►

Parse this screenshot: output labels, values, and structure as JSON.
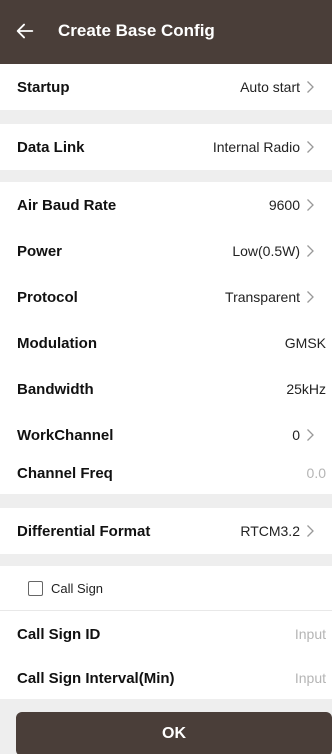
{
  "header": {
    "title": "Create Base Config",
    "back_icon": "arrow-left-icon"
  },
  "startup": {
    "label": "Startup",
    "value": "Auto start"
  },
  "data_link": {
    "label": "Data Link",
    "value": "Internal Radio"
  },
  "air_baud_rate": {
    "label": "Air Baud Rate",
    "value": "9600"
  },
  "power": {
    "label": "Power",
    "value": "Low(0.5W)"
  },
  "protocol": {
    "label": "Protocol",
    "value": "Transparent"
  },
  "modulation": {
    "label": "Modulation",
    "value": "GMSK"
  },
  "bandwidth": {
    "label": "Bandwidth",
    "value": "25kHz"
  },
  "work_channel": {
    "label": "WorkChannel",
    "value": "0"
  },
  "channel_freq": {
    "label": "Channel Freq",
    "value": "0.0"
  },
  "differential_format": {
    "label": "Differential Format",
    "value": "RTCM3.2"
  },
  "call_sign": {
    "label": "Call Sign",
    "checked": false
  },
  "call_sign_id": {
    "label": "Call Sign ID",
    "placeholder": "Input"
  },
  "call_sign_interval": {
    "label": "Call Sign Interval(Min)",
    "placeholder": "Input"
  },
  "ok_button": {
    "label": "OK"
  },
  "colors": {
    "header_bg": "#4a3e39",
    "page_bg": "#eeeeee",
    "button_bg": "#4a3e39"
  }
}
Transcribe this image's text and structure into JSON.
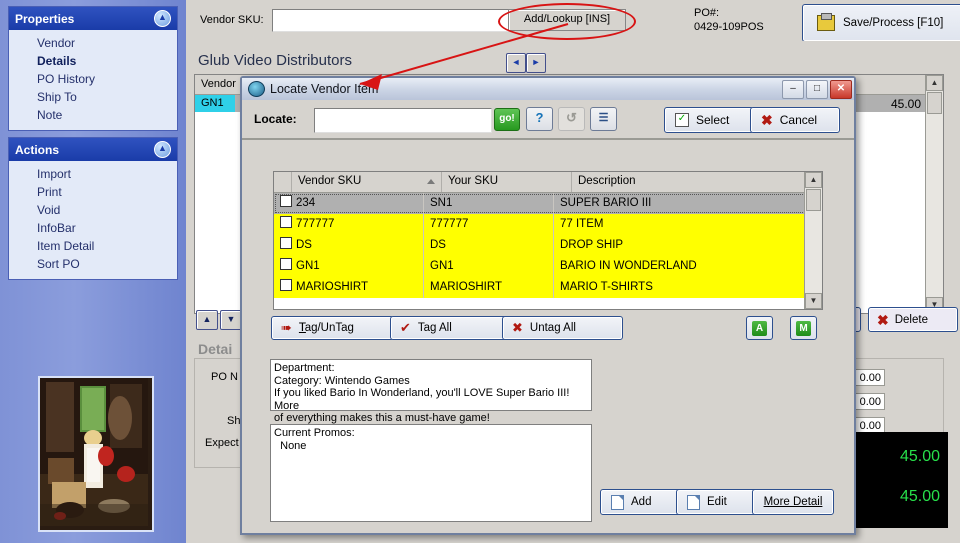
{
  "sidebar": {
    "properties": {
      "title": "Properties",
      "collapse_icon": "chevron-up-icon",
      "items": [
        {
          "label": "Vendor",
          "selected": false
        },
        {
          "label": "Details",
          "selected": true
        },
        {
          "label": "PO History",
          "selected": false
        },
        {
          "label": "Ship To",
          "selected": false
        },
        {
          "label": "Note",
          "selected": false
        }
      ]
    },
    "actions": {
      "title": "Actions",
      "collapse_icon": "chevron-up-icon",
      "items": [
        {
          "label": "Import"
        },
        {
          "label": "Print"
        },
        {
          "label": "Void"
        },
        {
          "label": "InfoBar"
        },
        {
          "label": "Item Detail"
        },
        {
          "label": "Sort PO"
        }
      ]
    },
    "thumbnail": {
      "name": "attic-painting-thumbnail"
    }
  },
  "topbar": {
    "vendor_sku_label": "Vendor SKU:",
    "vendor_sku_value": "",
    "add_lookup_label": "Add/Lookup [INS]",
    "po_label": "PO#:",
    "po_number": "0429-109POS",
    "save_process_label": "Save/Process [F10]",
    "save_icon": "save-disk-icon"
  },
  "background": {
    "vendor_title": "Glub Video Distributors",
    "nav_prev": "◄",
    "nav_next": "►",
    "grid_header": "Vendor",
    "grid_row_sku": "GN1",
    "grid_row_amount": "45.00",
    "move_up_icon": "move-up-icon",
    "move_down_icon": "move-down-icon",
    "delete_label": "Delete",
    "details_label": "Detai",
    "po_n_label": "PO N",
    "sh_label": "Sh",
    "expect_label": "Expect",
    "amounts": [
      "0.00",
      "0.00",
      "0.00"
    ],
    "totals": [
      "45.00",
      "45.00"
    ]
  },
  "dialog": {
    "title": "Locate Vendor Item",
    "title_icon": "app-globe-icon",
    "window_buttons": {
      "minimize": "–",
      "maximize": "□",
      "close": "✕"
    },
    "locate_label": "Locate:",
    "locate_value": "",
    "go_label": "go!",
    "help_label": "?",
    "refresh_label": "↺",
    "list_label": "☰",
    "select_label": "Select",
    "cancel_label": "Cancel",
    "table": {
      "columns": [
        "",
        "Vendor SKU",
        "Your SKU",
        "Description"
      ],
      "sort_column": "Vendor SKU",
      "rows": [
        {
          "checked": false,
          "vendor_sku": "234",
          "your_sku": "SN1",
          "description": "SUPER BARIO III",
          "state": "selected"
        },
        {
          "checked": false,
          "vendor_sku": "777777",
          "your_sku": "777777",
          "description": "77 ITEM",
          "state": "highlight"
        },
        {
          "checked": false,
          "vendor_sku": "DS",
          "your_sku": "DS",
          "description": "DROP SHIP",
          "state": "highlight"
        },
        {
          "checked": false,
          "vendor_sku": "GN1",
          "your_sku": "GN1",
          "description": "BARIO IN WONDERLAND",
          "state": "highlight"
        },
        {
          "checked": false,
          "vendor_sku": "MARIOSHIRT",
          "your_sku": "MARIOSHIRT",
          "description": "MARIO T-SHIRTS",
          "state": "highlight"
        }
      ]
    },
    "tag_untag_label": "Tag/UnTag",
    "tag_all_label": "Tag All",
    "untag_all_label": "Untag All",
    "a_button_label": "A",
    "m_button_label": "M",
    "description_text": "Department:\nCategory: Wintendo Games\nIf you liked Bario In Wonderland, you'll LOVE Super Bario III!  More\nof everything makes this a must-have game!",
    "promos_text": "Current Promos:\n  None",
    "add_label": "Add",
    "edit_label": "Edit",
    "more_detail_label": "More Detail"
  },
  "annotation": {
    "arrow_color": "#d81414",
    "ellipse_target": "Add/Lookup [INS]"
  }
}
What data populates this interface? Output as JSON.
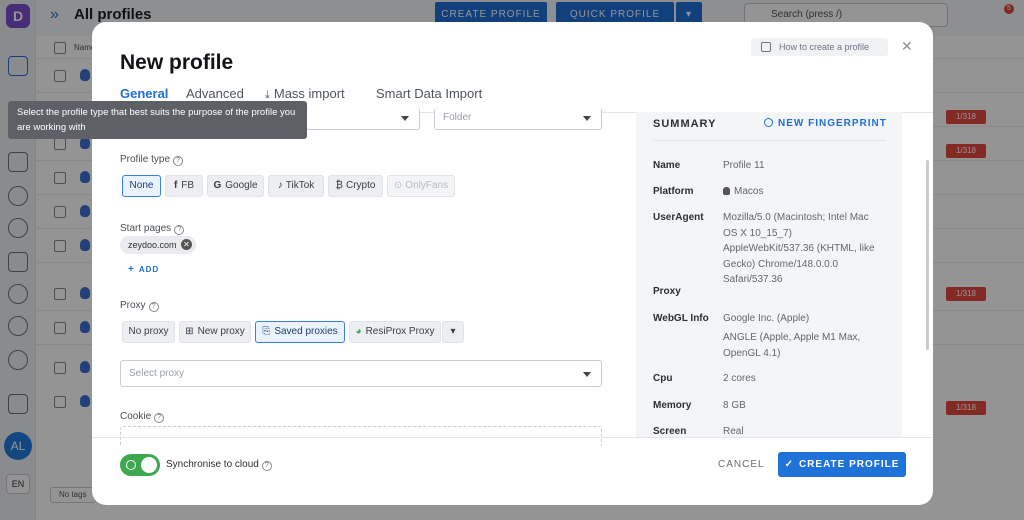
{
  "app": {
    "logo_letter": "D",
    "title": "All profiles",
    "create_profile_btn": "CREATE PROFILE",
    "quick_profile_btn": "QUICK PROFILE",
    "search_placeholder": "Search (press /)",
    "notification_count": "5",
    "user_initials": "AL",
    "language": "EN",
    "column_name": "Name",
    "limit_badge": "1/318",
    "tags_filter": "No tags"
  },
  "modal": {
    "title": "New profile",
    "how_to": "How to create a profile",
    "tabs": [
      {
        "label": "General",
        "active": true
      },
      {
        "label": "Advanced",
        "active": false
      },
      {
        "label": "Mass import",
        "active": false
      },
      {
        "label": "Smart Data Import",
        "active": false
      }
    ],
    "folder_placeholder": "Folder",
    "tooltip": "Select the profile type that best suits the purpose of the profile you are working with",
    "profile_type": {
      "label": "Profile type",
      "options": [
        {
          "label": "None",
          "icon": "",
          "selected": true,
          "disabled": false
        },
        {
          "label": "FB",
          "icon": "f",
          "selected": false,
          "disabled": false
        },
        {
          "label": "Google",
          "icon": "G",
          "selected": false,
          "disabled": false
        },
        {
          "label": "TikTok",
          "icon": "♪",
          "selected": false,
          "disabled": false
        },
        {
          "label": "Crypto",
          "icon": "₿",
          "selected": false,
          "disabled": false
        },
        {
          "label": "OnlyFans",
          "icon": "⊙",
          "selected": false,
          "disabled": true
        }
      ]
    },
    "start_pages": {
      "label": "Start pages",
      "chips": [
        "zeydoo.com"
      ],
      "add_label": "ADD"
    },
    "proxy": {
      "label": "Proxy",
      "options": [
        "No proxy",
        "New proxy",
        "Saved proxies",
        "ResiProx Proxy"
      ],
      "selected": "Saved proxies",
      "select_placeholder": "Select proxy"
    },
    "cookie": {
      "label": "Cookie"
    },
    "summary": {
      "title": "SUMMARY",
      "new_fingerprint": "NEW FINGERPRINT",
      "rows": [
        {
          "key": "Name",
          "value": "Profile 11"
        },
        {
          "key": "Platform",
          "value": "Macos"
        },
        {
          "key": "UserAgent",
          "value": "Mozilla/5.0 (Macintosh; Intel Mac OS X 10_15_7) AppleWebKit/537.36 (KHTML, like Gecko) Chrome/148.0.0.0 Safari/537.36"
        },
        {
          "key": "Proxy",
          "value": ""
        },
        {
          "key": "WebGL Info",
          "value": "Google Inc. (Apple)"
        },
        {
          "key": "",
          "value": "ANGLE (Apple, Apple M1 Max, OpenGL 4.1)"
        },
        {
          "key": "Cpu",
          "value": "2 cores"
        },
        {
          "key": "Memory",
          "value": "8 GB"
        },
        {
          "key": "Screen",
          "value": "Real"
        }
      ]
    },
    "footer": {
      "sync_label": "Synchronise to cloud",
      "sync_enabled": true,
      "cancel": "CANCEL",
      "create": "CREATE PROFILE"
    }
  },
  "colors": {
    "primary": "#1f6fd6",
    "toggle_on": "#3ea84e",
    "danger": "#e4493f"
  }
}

◄
►

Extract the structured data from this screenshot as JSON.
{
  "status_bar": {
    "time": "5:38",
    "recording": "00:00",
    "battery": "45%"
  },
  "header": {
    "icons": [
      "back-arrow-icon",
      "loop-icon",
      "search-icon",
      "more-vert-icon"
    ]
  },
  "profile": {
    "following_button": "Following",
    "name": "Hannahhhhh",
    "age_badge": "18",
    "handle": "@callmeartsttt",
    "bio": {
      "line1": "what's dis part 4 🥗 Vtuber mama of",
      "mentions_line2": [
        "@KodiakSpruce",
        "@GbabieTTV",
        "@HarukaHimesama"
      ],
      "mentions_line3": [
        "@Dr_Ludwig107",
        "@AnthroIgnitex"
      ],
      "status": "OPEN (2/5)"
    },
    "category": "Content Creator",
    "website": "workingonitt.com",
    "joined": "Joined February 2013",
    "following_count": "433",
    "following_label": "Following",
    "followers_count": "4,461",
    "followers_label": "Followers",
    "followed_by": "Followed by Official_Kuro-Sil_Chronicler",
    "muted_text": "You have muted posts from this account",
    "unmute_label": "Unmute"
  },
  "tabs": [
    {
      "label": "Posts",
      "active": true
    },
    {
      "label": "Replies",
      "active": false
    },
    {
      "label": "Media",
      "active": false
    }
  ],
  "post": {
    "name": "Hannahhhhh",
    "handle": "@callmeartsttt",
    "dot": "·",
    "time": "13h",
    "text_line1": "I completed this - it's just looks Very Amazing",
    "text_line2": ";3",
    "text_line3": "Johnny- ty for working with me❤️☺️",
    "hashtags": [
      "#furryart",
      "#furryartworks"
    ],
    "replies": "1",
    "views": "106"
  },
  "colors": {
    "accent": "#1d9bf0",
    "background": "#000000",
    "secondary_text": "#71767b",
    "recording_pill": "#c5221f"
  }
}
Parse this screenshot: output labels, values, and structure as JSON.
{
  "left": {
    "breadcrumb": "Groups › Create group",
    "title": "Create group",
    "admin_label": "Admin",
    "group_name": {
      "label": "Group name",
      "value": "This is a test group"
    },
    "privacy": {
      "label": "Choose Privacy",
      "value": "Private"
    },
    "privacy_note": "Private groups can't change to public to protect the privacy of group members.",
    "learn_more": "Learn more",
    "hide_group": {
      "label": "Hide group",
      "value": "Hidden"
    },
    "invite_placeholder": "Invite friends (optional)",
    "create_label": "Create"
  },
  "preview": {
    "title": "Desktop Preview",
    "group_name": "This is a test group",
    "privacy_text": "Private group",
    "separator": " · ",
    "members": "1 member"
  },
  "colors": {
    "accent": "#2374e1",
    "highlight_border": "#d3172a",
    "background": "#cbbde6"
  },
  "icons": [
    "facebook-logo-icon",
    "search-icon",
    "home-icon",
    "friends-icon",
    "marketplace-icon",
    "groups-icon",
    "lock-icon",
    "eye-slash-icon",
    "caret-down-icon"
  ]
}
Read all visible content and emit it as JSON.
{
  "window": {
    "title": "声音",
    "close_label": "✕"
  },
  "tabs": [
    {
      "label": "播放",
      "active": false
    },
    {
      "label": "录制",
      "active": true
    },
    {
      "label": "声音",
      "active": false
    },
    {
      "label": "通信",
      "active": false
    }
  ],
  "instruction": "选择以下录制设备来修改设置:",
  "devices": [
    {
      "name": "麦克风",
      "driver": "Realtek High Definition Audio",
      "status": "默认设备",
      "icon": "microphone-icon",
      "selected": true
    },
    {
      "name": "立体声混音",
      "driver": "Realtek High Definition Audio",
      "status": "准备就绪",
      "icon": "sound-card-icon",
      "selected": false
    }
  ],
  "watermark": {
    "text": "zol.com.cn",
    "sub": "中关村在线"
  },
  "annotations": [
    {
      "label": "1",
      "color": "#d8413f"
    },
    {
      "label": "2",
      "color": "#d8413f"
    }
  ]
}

◄

**Brief**
Which lines in the listing above hold the word "move"? Show each of them.

**Full response**
    "move_up_icon": "move-up-icon",
    "move_down_icon": "move-down-icon",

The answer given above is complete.